Task details:
Each line of the material below should be reproduced exactly.
## start Input rows
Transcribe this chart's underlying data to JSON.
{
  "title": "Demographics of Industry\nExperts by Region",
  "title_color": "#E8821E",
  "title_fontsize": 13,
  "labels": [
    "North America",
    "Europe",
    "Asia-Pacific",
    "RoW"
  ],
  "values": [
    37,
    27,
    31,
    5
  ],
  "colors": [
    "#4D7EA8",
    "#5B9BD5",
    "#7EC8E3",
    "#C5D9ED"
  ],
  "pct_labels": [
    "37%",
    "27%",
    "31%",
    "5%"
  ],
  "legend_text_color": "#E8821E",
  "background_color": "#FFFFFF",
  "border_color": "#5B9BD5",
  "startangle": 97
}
## end Input rows
Task result:
Transcribe this chart's underlying data to JSON.
{
  "title": "Demographics of Industry\nExperts by Region",
  "title_color": "#E8821E",
  "title_fontsize": 13,
  "labels": [
    "North America",
    "Europe",
    "Asia-Pacific",
    "RoW"
  ],
  "values": [
    37,
    27,
    31,
    5
  ],
  "colors": [
    "#4D7EA8",
    "#5B9BD5",
    "#7EC8E3",
    "#C5D9ED"
  ],
  "pct_labels": [
    "37%",
    "27%",
    "31%",
    "5%"
  ],
  "legend_text_color": "#E8821E",
  "background_color": "#FFFFFF",
  "border_color": "#5B9BD5",
  "startangle": 97
}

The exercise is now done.